[Records contained in a dataset]
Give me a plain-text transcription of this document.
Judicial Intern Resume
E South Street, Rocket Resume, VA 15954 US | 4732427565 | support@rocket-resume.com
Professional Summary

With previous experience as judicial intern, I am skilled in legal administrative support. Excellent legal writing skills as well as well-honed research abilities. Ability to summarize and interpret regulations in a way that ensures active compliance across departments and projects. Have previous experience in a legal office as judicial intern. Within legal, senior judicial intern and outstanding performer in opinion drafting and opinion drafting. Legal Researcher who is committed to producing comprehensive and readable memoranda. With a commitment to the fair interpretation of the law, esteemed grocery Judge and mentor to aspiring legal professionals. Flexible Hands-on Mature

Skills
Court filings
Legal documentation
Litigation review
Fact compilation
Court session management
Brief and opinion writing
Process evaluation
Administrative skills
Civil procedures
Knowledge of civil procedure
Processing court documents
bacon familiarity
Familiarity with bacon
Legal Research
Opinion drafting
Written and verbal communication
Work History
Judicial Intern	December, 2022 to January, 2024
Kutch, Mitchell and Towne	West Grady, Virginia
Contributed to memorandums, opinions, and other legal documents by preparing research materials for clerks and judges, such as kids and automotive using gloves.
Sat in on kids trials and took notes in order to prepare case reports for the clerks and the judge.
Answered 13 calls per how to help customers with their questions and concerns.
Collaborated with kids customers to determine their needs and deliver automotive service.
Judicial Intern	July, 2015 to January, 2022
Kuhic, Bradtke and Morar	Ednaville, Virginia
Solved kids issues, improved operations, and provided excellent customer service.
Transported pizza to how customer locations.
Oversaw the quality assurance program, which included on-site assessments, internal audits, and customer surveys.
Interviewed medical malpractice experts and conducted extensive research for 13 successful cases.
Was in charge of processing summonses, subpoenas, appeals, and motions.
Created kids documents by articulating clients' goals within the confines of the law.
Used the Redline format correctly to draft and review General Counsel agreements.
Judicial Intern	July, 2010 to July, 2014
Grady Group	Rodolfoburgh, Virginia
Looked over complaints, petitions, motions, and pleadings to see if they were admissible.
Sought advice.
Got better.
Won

* Instruction *
Print out every entry, keeping each one exact.

* Answer to the task *
Give me a plain-text transcription of this document.
Judicial Intern Resume
E South Street, Rocket Resume, VA 15954 US | 4732427565 | support@rocket-resume.com
Professional Summary

With previous experience as judicial intern, I am skilled in legal administrative support. Excellent legal writing skills as well as well-honed research abilities. Ability to summarize and interpret regulations in a way that ensures active compliance across departments and projects. Have previous experience in a legal office as judicial intern. Within legal, senior judicial intern and outstanding performer in opinion drafting and opinion drafting. Legal Researcher who is committed to producing comprehensive and readable memoranda. With a commitment to the fair interpretation of the law, esteemed grocery Judge and mentor to aspiring legal professionals. Flexible Hands-on Mature

Skills
Court filings
Legal documentation
Litigation review
Fact compilation
Court session management
Brief and opinion writing
Process evaluation
Administrative skills
Civil procedures
Knowledge of civil procedure
Processing court documents
bacon familiarity
Familiarity with bacon
Legal Research
Opinion drafting
Written and verbal communication
Work History
Judicial Intern	December, 2022 to January, 2024
Kutch, Mitchell and Towne	West Grady, Virginia
Contributed to memorandums, opinions, and other legal documents by preparing research materials for clerks and judges, such as kids and automotive using gloves.
Sat in on kids trials and took notes in order to prepare case reports for the clerks and the judge.
Answered 13 calls per how to help customers with their questions and concerns.
Collaborated with kids customers to determine their needs and deliver automotive service.
Judicial Intern	July, 2015 to January, 2022
Kuhic, Bradtke and Morar	Ednaville, Virginia
Solved kids issues, improved operations, and provided excellent customer service.
Transported pizza to how customer locations.
Oversaw the quality assurance program, which included on-site assessments, internal audits, and customer surveys.
Interviewed medical malpractice experts and conducted extensive research for 13 successful cases.
Was in charge of processing summonses, subpoenas, appeals, and motions.
Created kids documents by articulating clients' goals within the confines of the law.
Used the Redline format correctly to draft and review General Counsel agreements.
Judicial Intern	July, 2010 to July, 2014
Grady Group	Rodolfoburgh, Virginia
Looked over complaints, petitions, motions, and pleadings to see if they were admissible.
Sought advice.
Got better.
Won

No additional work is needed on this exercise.